[AIM OF THE EXERCISE] Every entry must be copied word for word.

[RECORDS FOR PROCESSING]
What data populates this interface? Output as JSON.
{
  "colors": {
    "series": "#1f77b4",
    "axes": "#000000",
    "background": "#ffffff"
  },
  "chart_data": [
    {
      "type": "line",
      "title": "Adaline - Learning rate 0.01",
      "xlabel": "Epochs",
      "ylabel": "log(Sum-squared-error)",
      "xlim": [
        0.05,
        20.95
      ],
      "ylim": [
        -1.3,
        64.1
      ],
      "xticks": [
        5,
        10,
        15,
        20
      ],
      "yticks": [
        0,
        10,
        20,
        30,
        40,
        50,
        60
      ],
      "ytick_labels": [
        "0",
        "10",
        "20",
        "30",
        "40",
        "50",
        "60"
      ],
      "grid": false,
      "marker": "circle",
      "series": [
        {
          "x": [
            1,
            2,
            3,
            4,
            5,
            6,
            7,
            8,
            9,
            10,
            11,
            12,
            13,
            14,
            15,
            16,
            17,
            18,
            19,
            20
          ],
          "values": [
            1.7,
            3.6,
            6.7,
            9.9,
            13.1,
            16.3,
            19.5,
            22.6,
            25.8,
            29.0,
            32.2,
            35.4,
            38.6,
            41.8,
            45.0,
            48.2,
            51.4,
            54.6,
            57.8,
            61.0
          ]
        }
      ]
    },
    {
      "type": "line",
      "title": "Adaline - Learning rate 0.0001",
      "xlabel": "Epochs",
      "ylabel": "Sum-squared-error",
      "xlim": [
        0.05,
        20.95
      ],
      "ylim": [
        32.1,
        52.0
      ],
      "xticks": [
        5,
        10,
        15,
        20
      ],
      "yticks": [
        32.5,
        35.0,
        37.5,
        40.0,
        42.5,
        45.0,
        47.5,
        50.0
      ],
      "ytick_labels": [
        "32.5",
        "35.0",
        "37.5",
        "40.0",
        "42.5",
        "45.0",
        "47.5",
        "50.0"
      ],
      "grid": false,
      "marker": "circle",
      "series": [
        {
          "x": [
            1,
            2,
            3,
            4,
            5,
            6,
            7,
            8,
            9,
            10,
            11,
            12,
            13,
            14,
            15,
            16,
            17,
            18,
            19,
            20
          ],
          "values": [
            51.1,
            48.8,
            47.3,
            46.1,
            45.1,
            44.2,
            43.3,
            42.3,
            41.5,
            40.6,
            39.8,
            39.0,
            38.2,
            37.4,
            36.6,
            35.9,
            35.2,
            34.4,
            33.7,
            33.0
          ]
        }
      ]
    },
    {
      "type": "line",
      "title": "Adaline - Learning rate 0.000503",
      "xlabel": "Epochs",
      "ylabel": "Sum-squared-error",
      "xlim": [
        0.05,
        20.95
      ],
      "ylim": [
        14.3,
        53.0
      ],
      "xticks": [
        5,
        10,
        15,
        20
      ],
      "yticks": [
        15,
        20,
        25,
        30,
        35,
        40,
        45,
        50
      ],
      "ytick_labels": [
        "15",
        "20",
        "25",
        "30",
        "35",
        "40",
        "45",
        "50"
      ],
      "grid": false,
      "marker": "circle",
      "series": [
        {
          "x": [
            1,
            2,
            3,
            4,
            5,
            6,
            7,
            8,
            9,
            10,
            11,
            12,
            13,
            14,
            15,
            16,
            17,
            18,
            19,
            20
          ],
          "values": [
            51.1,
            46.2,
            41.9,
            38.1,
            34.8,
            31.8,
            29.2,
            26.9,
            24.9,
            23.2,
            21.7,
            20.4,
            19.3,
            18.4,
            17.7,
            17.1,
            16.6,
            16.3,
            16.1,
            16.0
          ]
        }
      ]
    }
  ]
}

[COMPLETE OUTPUT]
What data populates this interface? Output as JSON.
{
  "colors": {
    "series": "#1f77b4",
    "axes": "#000000",
    "background": "#ffffff"
  },
  "chart_data": [
    {
      "type": "line",
      "title": "Adaline - Learning rate 0.01",
      "xlabel": "Epochs",
      "ylabel": "log(Sum-squared-error)",
      "xlim": [
        0.05,
        20.95
      ],
      "ylim": [
        -1.3,
        64.1
      ],
      "xticks": [
        5,
        10,
        15,
        20
      ],
      "yticks": [
        0,
        10,
        20,
        30,
        40,
        50,
        60
      ],
      "ytick_labels": [
        "0",
        "10",
        "20",
        "30",
        "40",
        "50",
        "60"
      ],
      "grid": false,
      "marker": "circle",
      "series": [
        {
          "x": [
            1,
            2,
            3,
            4,
            5,
            6,
            7,
            8,
            9,
            10,
            11,
            12,
            13,
            14,
            15,
            16,
            17,
            18,
            19,
            20
          ],
          "values": [
            1.7,
            3.6,
            6.7,
            9.9,
            13.1,
            16.3,
            19.5,
            22.6,
            25.8,
            29.0,
            32.2,
            35.4,
            38.6,
            41.8,
            45.0,
            48.2,
            51.4,
            54.6,
            57.8,
            61.0
          ]
        }
      ]
    },
    {
      "type": "line",
      "title": "Adaline - Learning rate 0.0001",
      "xlabel": "Epochs",
      "ylabel": "Sum-squared-error",
      "xlim": [
        0.05,
        20.95
      ],
      "ylim": [
        32.1,
        52.0
      ],
      "xticks": [
        5,
        10,
        15,
        20
      ],
      "yticks": [
        32.5,
        35.0,
        37.5,
        40.0,
        42.5,
        45.0,
        47.5,
        50.0
      ],
      "ytick_labels": [
        "32.5",
        "35.0",
        "37.5",
        "40.0",
        "42.5",
        "45.0",
        "47.5",
        "50.0"
      ],
      "grid": false,
      "marker": "circle",
      "series": [
        {
          "x": [
            1,
            2,
            3,
            4,
            5,
            6,
            7,
            8,
            9,
            10,
            11,
            12,
            13,
            14,
            15,
            16,
            17,
            18,
            19,
            20
          ],
          "values": [
            51.1,
            48.8,
            47.3,
            46.1,
            45.1,
            44.2,
            43.3,
            42.3,
            41.5,
            40.6,
            39.8,
            39.0,
            38.2,
            37.4,
            36.6,
            35.9,
            35.2,
            34.4,
            33.7,
            33.0
          ]
        }
      ]
    },
    {
      "type": "line",
      "title": "Adaline - Learning rate 0.000503",
      "xlabel": "Epochs",
      "ylabel": "Sum-squared-error",
      "xlim": [
        0.05,
        20.95
      ],
      "ylim": [
        14.3,
        53.0
      ],
      "xticks": [
        5,
        10,
        15,
        20
      ],
      "yticks": [
        15,
        20,
        25,
        30,
        35,
        40,
        45,
        50
      ],
      "ytick_labels": [
        "15",
        "20",
        "25",
        "30",
        "35",
        "40",
        "45",
        "50"
      ],
      "grid": false,
      "marker": "circle",
      "series": [
        {
          "x": [
            1,
            2,
            3,
            4,
            5,
            6,
            7,
            8,
            9,
            10,
            11,
            12,
            13,
            14,
            15,
            16,
            17,
            18,
            19,
            20
          ],
          "values": [
            51.1,
            46.2,
            41.9,
            38.1,
            34.8,
            31.8,
            29.2,
            26.9,
            24.9,
            23.2,
            21.7,
            20.4,
            19.3,
            18.4,
            17.7,
            17.1,
            16.6,
            16.3,
            16.1,
            16.0
          ]
        }
      ]
    }
  ]
}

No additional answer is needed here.